## EXERCISE DETAILS
Gather every line holding the string "planes".
___ THE INPUT ___
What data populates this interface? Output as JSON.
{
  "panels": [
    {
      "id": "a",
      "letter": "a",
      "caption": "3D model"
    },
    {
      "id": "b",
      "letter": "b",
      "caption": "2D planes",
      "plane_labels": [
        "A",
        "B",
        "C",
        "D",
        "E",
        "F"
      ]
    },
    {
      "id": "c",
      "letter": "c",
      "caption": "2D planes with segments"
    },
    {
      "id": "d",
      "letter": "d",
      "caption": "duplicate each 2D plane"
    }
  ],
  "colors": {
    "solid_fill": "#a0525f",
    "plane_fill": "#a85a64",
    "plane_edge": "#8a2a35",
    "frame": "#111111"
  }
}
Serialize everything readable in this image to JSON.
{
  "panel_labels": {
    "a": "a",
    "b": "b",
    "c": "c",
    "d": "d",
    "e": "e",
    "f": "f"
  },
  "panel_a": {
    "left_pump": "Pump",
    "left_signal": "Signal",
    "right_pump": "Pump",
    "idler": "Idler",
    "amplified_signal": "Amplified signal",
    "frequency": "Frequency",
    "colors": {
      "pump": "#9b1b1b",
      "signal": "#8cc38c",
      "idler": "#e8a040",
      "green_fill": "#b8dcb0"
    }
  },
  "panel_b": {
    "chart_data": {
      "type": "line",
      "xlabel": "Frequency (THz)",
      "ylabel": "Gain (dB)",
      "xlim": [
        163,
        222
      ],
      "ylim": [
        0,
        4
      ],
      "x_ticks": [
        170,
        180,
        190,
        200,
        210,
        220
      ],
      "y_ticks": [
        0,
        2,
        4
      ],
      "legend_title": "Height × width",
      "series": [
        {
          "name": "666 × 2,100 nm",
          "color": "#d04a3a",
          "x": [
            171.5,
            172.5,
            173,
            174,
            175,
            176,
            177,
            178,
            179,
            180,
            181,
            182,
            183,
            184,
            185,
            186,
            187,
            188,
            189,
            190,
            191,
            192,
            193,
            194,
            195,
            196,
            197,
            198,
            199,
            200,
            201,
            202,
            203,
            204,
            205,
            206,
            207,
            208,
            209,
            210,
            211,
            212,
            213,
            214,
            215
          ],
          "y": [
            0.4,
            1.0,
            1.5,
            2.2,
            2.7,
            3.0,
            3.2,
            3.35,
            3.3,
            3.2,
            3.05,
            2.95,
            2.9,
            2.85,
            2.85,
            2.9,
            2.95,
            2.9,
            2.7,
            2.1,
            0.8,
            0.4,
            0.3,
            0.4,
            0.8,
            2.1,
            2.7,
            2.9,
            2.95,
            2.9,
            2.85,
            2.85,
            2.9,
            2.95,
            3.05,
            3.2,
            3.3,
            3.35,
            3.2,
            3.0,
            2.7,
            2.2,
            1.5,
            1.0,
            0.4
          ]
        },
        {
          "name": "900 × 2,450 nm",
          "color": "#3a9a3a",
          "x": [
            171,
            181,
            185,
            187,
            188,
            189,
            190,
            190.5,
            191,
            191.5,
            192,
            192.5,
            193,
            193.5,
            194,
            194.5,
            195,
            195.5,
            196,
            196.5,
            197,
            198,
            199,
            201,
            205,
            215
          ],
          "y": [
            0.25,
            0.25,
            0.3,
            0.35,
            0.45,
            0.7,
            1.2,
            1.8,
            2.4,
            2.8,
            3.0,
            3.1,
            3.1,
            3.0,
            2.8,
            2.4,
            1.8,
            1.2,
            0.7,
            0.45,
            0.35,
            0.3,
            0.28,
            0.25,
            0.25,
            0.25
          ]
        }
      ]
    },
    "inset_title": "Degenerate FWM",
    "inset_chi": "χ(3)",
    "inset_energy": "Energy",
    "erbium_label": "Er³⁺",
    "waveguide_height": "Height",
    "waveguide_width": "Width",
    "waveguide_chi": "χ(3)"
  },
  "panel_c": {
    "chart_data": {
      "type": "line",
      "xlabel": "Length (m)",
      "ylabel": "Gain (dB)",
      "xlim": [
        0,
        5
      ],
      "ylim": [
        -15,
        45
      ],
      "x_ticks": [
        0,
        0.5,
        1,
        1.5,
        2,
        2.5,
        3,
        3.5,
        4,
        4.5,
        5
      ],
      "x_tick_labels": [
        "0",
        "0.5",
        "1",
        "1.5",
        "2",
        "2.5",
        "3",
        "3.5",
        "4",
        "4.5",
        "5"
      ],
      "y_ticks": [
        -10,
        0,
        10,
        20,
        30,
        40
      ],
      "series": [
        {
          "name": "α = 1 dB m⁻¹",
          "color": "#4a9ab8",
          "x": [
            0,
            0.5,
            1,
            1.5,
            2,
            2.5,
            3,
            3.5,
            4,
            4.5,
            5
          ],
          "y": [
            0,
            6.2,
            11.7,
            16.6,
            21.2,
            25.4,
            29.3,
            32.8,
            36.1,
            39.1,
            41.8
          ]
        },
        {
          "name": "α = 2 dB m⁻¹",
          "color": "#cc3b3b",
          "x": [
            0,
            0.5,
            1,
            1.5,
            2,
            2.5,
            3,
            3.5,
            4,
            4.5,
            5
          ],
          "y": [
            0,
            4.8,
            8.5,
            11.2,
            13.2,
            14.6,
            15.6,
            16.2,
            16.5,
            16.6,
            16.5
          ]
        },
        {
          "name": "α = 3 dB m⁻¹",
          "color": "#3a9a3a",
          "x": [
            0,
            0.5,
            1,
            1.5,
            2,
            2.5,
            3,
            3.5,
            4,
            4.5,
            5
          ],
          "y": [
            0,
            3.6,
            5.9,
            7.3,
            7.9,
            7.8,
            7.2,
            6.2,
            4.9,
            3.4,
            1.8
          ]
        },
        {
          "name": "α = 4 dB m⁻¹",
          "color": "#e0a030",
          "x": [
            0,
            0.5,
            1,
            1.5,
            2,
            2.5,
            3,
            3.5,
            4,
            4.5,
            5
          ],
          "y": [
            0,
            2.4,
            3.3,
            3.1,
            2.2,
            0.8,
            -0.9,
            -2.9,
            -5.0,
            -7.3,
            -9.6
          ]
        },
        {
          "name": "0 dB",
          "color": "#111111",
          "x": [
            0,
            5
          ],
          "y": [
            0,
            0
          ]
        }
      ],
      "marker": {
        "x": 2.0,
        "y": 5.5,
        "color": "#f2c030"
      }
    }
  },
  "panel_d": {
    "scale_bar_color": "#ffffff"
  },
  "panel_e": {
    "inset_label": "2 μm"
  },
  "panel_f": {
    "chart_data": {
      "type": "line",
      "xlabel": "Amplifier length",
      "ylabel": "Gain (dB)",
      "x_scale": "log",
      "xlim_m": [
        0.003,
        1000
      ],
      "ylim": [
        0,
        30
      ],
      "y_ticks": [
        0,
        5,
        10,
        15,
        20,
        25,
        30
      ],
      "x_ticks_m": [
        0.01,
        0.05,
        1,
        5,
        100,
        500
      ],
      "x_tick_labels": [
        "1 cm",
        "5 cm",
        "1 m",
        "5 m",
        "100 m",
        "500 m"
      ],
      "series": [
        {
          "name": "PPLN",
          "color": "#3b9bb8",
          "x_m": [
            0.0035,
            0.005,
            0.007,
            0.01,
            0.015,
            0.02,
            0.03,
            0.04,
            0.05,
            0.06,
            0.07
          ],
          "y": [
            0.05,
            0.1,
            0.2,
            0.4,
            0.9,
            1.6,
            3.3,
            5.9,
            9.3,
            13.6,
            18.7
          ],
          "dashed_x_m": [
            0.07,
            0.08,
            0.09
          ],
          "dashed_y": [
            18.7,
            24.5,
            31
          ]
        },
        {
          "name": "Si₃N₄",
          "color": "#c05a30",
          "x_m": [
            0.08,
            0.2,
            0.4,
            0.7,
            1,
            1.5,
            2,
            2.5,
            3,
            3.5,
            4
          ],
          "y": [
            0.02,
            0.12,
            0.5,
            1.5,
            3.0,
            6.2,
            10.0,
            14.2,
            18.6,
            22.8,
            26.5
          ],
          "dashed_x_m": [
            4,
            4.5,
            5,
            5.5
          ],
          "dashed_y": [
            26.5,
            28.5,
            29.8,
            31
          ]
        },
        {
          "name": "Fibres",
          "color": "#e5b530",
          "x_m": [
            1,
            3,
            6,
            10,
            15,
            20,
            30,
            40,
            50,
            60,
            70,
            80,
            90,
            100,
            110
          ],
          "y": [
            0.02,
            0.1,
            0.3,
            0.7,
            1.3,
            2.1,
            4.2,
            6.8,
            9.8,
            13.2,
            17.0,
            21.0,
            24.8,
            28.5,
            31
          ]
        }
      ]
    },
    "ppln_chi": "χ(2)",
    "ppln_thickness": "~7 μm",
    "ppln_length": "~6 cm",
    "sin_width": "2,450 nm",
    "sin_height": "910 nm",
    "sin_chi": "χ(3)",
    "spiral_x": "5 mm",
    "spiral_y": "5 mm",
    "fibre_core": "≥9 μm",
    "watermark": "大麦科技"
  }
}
___
## OUTPUT FOR THIS EXERCISE
      "caption": "2D planes",
      "caption": "2D planes with segments"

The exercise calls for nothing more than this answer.